Problem description –
Reproduce the listing below exactly. Pictures do not belong in the copy.

========================

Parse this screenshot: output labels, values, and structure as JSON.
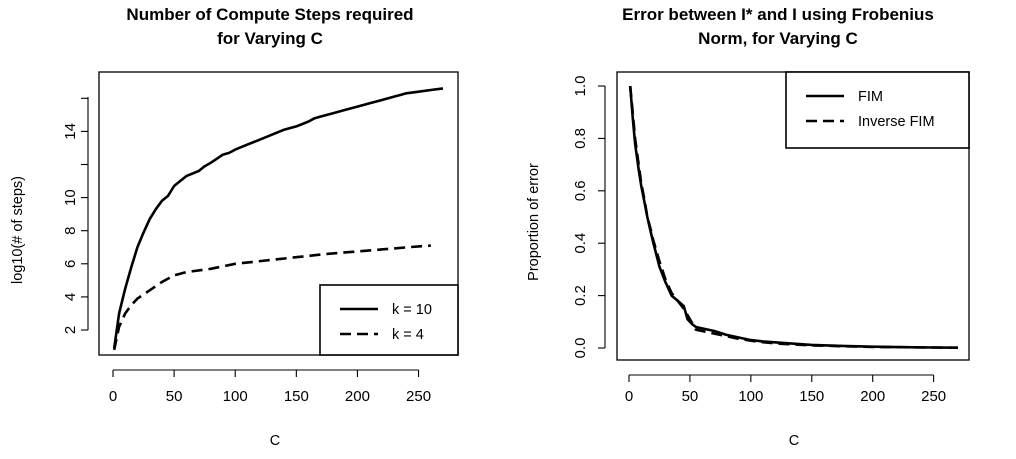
{
  "chart_data": [
    {
      "type": "line",
      "title_lines": [
        "Number of Compute Steps required",
        "for Varying C"
      ],
      "xlabel": "C",
      "ylabel": "log10(# of steps)",
      "xlim": [
        0,
        270
      ],
      "ylim": [
        0.8,
        16.5
      ],
      "xticks": [
        0,
        50,
        100,
        150,
        200,
        250
      ],
      "yticks": [
        2,
        4,
        6,
        8,
        10,
        14
      ],
      "grid": false,
      "legend_position": "bottom-right",
      "series": [
        {
          "name": "k = 10",
          "line_style": "solid",
          "x": [
            1,
            5,
            10,
            15,
            20,
            25,
            30,
            35,
            40,
            45,
            50,
            55,
            60,
            70,
            75,
            80,
            90,
            95,
            100,
            110,
            120,
            130,
            140,
            150,
            160,
            165,
            170,
            180,
            190,
            200,
            210,
            220,
            230,
            235,
            240,
            250,
            260,
            270
          ],
          "y": [
            0.9,
            3.0,
            4.5,
            5.8,
            7.0,
            7.9,
            8.7,
            9.3,
            9.8,
            10.1,
            10.7,
            11.0,
            11.3,
            11.6,
            11.9,
            12.1,
            12.6,
            12.7,
            12.9,
            13.2,
            13.5,
            13.8,
            14.1,
            14.3,
            14.6,
            14.8,
            14.9,
            15.1,
            15.3,
            15.5,
            15.7,
            15.9,
            16.1,
            16.2,
            16.3,
            16.4,
            16.5,
            16.6
          ]
        },
        {
          "name": "k = 4",
          "line_style": "dashed",
          "x": [
            1,
            5,
            10,
            15,
            20,
            30,
            40,
            50,
            60,
            80,
            100,
            125,
            150,
            175,
            200,
            225,
            250,
            260
          ],
          "y": [
            0.8,
            2.2,
            3.0,
            3.5,
            3.9,
            4.4,
            4.9,
            5.3,
            5.5,
            5.7,
            6.0,
            6.2,
            6.4,
            6.6,
            6.75,
            6.9,
            7.05,
            7.1
          ]
        }
      ]
    },
    {
      "type": "line",
      "title_lines": [
        "Error between I* and I using Frobenius",
        "Norm, for Varying C"
      ],
      "xlabel": "C",
      "ylabel": "Proportion of error",
      "xlim": [
        0,
        270
      ],
      "ylim": [
        0,
        1
      ],
      "xticks": [
        0,
        50,
        100,
        150,
        200,
        250
      ],
      "yticks": [
        0.0,
        0.2,
        0.4,
        0.6,
        0.8,
        1.0
      ],
      "ytick_labels": [
        "0.0",
        "0.2",
        "0.4",
        "0.6",
        "0.8",
        "1.0"
      ],
      "grid": false,
      "legend_position": "top-right",
      "series": [
        {
          "name": "FIM",
          "line_style": "solid",
          "x": [
            1,
            3,
            5,
            8,
            10,
            13,
            15,
            18,
            20,
            25,
            30,
            35,
            40,
            45,
            48,
            52,
            55,
            60,
            70,
            80,
            90,
            100,
            110,
            125,
            150,
            175,
            200,
            225,
            250,
            270
          ],
          "y": [
            1.0,
            0.88,
            0.78,
            0.68,
            0.62,
            0.55,
            0.5,
            0.44,
            0.4,
            0.31,
            0.25,
            0.2,
            0.18,
            0.16,
            0.11,
            0.09,
            0.08,
            0.075,
            0.065,
            0.05,
            0.04,
            0.03,
            0.025,
            0.02,
            0.012,
            0.008,
            0.005,
            0.003,
            0.002,
            0.001
          ]
        },
        {
          "name": "Inverse FIM",
          "line_style": "dashed",
          "x": [
            1,
            3,
            5,
            8,
            10,
            13,
            15,
            18,
            20,
            25,
            30,
            35,
            40,
            45,
            50,
            55,
            60,
            70,
            80,
            90,
            100,
            110,
            125,
            150,
            175,
            200,
            225,
            250,
            270
          ],
          "y": [
            1.0,
            0.9,
            0.8,
            0.7,
            0.63,
            0.56,
            0.5,
            0.45,
            0.41,
            0.33,
            0.26,
            0.21,
            0.18,
            0.15,
            0.11,
            0.07,
            0.065,
            0.055,
            0.045,
            0.035,
            0.028,
            0.022,
            0.016,
            0.01,
            0.007,
            0.004,
            0.003,
            0.002,
            0.001
          ]
        }
      ]
    }
  ]
}
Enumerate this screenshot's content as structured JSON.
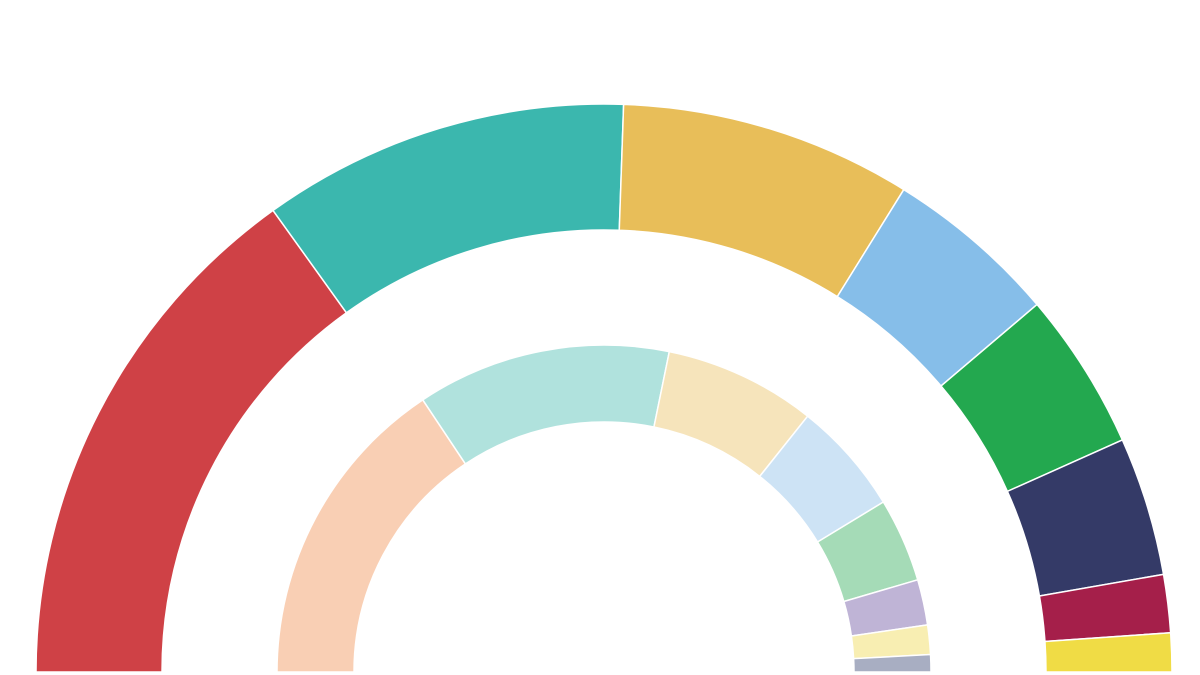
{
  "chart_data": {
    "type": "semi-donut",
    "series": [
      {
        "values": [
          30.2,
          20.9,
          16.6,
          9.9,
          9.0,
          7.9,
          3.3,
          2.2
        ],
        "colors": [
          "#cf4146",
          "#3bb7ae",
          "#e8be59",
          "#86bee9",
          "#23a84f",
          "#343a67",
          "#a51f4a",
          "#f0dc45"
        ]
      },
      {
        "values": [
          31.3,
          25.1,
          15.0,
          11.2,
          8.3,
          4.5,
          2.9,
          1.7
        ],
        "colors": [
          "#f9cfb4",
          "#b0e2dd",
          "#f6e4bb",
          "#cde3f5",
          "#a5dbb7",
          "#bfb4d6",
          "#f8eeb2",
          "#a8aec2"
        ]
      }
    ]
  }
}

========================

Solution to the exercise –
Parse this screenshot: output labels, values, and structure as JSON.
{
  "chart_data": [
    {
      "type": "line",
      "title_lines": [
        "Number of Compute Steps required",
        "for Varying C"
      ],
      "xlabel": "C",
      "ylabel": "log10(# of steps)",
      "xlim": [
        0,
        270
      ],
      "ylim": [
        0.8,
        16.5
      ],
      "xticks": [
        0,
        50,
        100,
        150,
        200,
        250
      ],
      "yticks": [
        2,
        4,
        6,
        8,
        10,
        14
      ],
      "grid": false,
      "legend_position": "bottom-right",
      "series": [
        {
          "name": "k = 10",
          "line_style": "solid",
          "x": [
            1,
            5,
            10,
            15,
            20,
            25,
            30,
            35,
            40,
            45,
            50,
            55,
            60,
            70,
            75,
            80,
            90,
            95,
            100,
            110,
            120,
            130,
            140,
            150,
            160,
            165,
            170,
            180,
            190,
            200,
            210,
            220,
            230,
            235,
            240,
            250,
            260,
            270
          ],
          "y": [
            0.9,
            3.0,
            4.5,
            5.8,
            7.0,
            7.9,
            8.7,
            9.3,
            9.8,
            10.1,
            10.7,
            11.0,
            11.3,
            11.6,
            11.9,
            12.1,
            12.6,
            12.7,
            12.9,
            13.2,
            13.5,
            13.8,
            14.1,
            14.3,
            14.6,
            14.8,
            14.9,
            15.1,
            15.3,
            15.5,
            15.7,
            15.9,
            16.1,
            16.2,
            16.3,
            16.4,
            16.5,
            16.6
          ]
        },
        {
          "name": "k = 4",
          "line_style": "dashed",
          "x": [
            1,
            5,
            10,
            15,
            20,
            30,
            40,
            50,
            60,
            80,
            100,
            125,
            150,
            175,
            200,
            225,
            250,
            260
          ],
          "y": [
            0.8,
            2.2,
            3.0,
            3.5,
            3.9,
            4.4,
            4.9,
            5.3,
            5.5,
            5.7,
            6.0,
            6.2,
            6.4,
            6.6,
            6.75,
            6.9,
            7.05,
            7.1
          ]
        }
      ]
    },
    {
      "type": "line",
      "title_lines": [
        "Error between I* and I using Frobenius",
        "Norm, for Varying C"
      ],
      "xlabel": "C",
      "ylabel": "Proportion of error",
      "xlim": [
        0,
        270
      ],
      "ylim": [
        0,
        1
      ],
      "xticks": [
        0,
        50,
        100,
        150,
        200,
        250
      ],
      "yticks": [
        0.0,
        0.2,
        0.4,
        0.6,
        0.8,
        1.0
      ],
      "ytick_labels": [
        "0.0",
        "0.2",
        "0.4",
        "0.6",
        "0.8",
        "1.0"
      ],
      "grid": false,
      "legend_position": "top-right",
      "series": [
        {
          "name": "FIM",
          "line_style": "solid",
          "x": [
            1,
            3,
            5,
            8,
            10,
            13,
            15,
            18,
            20,
            25,
            30,
            35,
            40,
            45,
            48,
            52,
            55,
            60,
            70,
            80,
            90,
            100,
            110,
            125,
            150,
            175,
            200,
            225,
            250,
            270
          ],
          "y": [
            1.0,
            0.88,
            0.78,
            0.68,
            0.62,
            0.55,
            0.5,
            0.44,
            0.4,
            0.31,
            0.25,
            0.2,
            0.18,
            0.16,
            0.11,
            0.09,
            0.08,
            0.075,
            0.065,
            0.05,
            0.04,
            0.03,
            0.025,
            0.02,
            0.012,
            0.008,
            0.005,
            0.003,
            0.002,
            0.001
          ]
        },
        {
          "name": "Inverse FIM",
          "line_style": "dashed",
          "x": [
            1,
            3,
            5,
            8,
            10,
            13,
            15,
            18,
            20,
            25,
            30,
            35,
            40,
            45,
            50,
            55,
            60,
            70,
            80,
            90,
            100,
            110,
            125,
            150,
            175,
            200,
            225,
            250,
            270
          ],
          "y": [
            1.0,
            0.9,
            0.8,
            0.7,
            0.63,
            0.56,
            0.5,
            0.45,
            0.41,
            0.33,
            0.26,
            0.21,
            0.18,
            0.15,
            0.11,
            0.07,
            0.065,
            0.055,
            0.045,
            0.035,
            0.028,
            0.022,
            0.016,
            0.01,
            0.007,
            0.004,
            0.003,
            0.002,
            0.001
          ]
        }
      ]
    }
  ]
}
Enumerate this screenshot's content as structured JSON.
{
  "chart_data": {
    "type": "semi-donut",
    "series": [
      {
        "values": [
          30.2,
          20.9,
          16.6,
          9.9,
          9.0,
          7.9,
          3.3,
          2.2
        ],
        "colors": [
          "#cf4146",
          "#3bb7ae",
          "#e8be59",
          "#86bee9",
          "#23a84f",
          "#343a67",
          "#a51f4a",
          "#f0dc45"
        ]
      },
      {
        "values": [
          31.3,
          25.1,
          15.0,
          11.2,
          8.3,
          4.5,
          2.9,
          1.7
        ],
        "colors": [
          "#f9cfb4",
          "#b0e2dd",
          "#f6e4bb",
          "#cde3f5",
          "#a5dbb7",
          "#bfb4d6",
          "#f8eeb2",
          "#a8aec2"
        ]
      }
    ]
  }
}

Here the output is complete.